# WHAT THE TASK REQUIRES:
Type out the records that follow, exactly as given.

# Data listing:

=====

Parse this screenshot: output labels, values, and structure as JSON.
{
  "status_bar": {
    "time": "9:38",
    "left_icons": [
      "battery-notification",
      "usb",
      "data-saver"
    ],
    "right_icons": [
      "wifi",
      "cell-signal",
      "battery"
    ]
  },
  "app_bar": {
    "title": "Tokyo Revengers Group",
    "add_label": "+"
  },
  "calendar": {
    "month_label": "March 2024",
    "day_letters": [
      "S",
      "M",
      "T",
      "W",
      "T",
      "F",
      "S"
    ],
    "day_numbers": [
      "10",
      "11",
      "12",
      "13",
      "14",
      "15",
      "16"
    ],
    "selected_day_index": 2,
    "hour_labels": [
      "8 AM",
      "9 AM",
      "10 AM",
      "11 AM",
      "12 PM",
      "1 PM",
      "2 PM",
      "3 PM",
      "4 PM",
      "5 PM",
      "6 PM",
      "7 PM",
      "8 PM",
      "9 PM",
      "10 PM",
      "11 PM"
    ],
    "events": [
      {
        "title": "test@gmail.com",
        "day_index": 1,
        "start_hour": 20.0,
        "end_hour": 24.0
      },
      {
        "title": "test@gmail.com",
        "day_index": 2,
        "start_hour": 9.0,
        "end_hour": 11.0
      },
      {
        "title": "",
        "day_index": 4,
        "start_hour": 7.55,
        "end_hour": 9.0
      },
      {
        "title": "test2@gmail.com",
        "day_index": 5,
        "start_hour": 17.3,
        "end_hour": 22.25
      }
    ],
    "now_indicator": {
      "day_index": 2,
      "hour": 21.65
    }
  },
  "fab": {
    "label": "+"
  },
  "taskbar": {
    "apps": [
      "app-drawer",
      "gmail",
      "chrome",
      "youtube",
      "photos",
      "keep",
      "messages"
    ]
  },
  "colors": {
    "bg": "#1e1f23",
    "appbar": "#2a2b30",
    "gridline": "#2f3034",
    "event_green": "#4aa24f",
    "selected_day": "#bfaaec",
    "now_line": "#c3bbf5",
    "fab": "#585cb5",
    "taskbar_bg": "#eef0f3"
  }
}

=====

# SOLUTION TO THIS PROBLEM:
Parse this screenshot: output labels, values, and structure as JSON.
{
  "status_bar": {
    "time": "9:38",
    "left_icons": [
      "battery-notification",
      "usb",
      "data-saver"
    ],
    "right_icons": [
      "wifi",
      "cell-signal",
      "battery"
    ]
  },
  "app_bar": {
    "title": "Tokyo Revengers Group",
    "add_label": "+"
  },
  "calendar": {
    "month_label": "March 2024",
    "day_letters": [
      "S",
      "M",
      "T",
      "W",
      "T",
      "F",
      "S"
    ],
    "day_numbers": [
      "10",
      "11",
      "12",
      "13",
      "14",
      "15",
      "16"
    ],
    "selected_day_index": 2,
    "hour_labels": [
      "8 AM",
      "9 AM",
      "10 AM",
      "11 AM",
      "12 PM",
      "1 PM",
      "2 PM",
      "3 PM",
      "4 PM",
      "5 PM",
      "6 PM",
      "7 PM",
      "8 PM",
      "9 PM",
      "10 PM",
      "11 PM"
    ],
    "events": [
      {
        "title": "test@gmail.com",
        "day_index": 1,
        "start_hour": 20.0,
        "end_hour": 24.0
      },
      {
        "title": "test@gmail.com",
        "day_index": 2,
        "start_hour": 9.0,
        "end_hour": 11.0
      },
      {
        "title": "",
        "day_index": 4,
        "start_hour": 7.55,
        "end_hour": 9.0
      },
      {
        "title": "test2@gmail.com",
        "day_index": 5,
        "start_hour": 17.3,
        "end_hour": 22.25
      }
    ],
    "now_indicator": {
      "day_index": 2,
      "hour": 21.65
    }
  },
  "fab": {
    "label": "+"
  },
  "taskbar": {
    "apps": [
      "app-drawer",
      "gmail",
      "chrome",
      "youtube",
      "photos",
      "keep",
      "messages"
    ]
  },
  "colors": {
    "bg": "#1e1f23",
    "appbar": "#2a2b30",
    "gridline": "#2f3034",
    "event_green": "#4aa24f",
    "selected_day": "#bfaaec",
    "now_line": "#c3bbf5",
    "fab": "#585cb5",
    "taskbar_bg": "#eef0f3"
  }
}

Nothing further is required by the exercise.